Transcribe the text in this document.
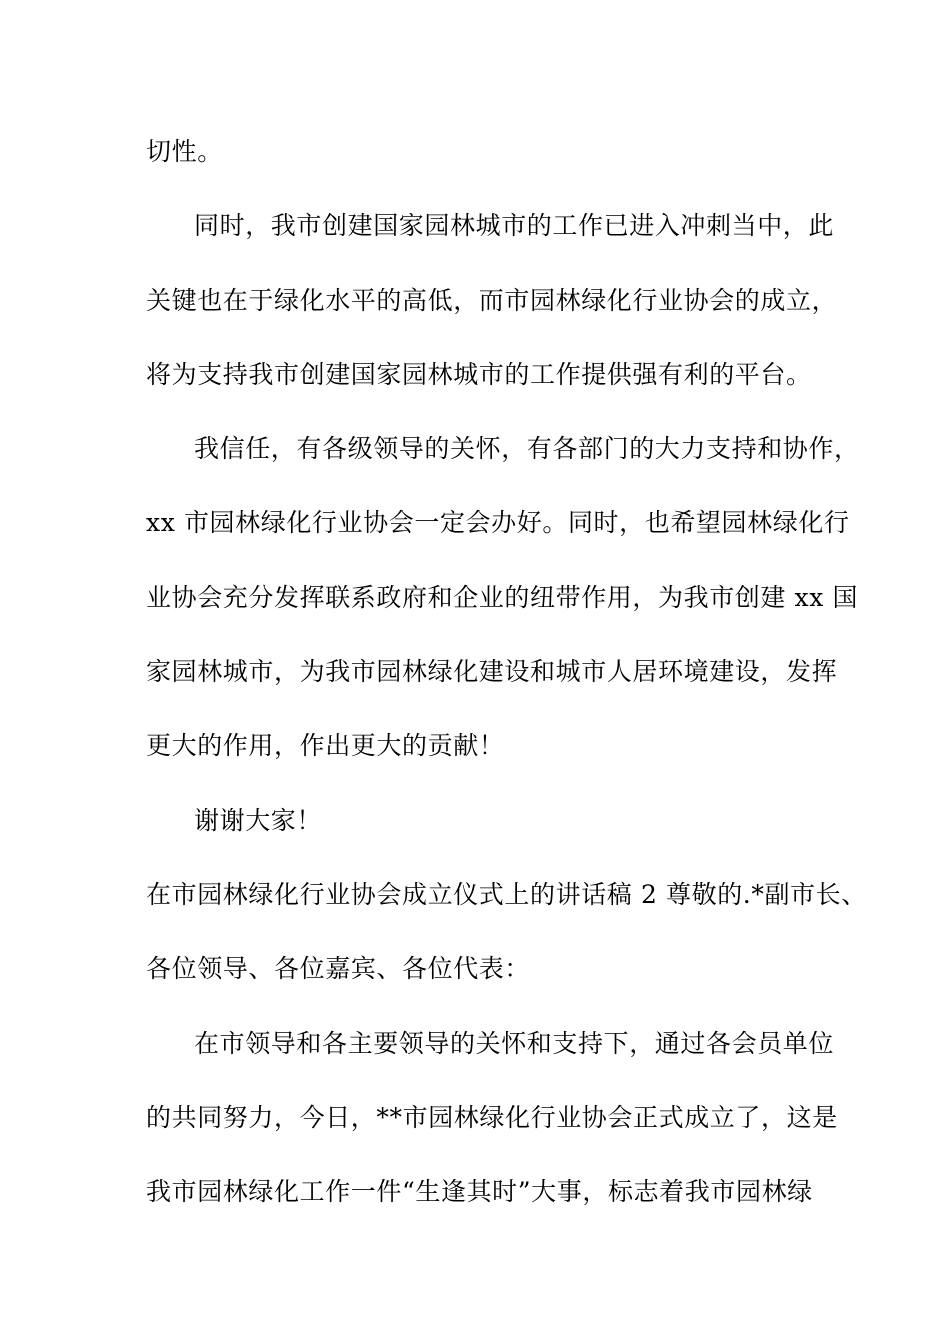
切性。
同时，我市创建国家园林城市的工作已进入冲刺当中，此
关键也在于绿化水平的高低，而市园林绿化行业协会的成立，
将为支持我市创建国家园林城市的工作提供强有利的平台。
我信任，有各级领导的关怀，有各部门的大力支持和协作，
xx 市园林绿化行业协会一定会办好。同时，也希望园林绿化行
业协会充分发挥联系政府和企业的纽带作用，为我市创建 xx 国
家园林城市，为我市园林绿化建设和城市人居环境建设，发挥
更大的作用，作出更大的贡献！
谢谢大家！
在市园林绿化行业协会成立仪式上的讲话稿 2 尊敬的.*副市长、
各位领导、各位嘉宾、各位代表：
在市领导和各主要领导的关怀和支持下，通过各会员单位
的共同努力，今日，**市园林绿化行业协会正式成立了，这是
我市园林绿化工作一件“生逢其时”大事，标志着我市园林绿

- _Written instruction_
Exclude the pictures and repeat every other part of the records word for word.

- _Solution for this exercise_
Transcribe the text in this document.
切性。
同时，我市创建国家园林城市的工作已进入冲刺当中，此
关键也在于绿化水平的高低，而市园林绿化行业协会的成立，
将为支持我市创建国家园林城市的工作提供强有利的平台。
我信任，有各级领导的关怀，有各部门的大力支持和协作，
xx 市园林绿化行业协会一定会办好。同时，也希望园林绿化行
业协会充分发挥联系政府和企业的纽带作用，为我市创建 xx 国
家园林城市，为我市园林绿化建设和城市人居环境建设，发挥
更大的作用，作出更大的贡献！
谢谢大家！
在市园林绿化行业协会成立仪式上的讲话稿 2 尊敬的.*副市长、
各位领导、各位嘉宾、各位代表：
在市领导和各主要领导的关怀和支持下，通过各会员单位
的共同努力，今日，**市园林绿化行业协会正式成立了，这是
我市园林绿化工作一件“生逢其时”大事，标志着我市园林绿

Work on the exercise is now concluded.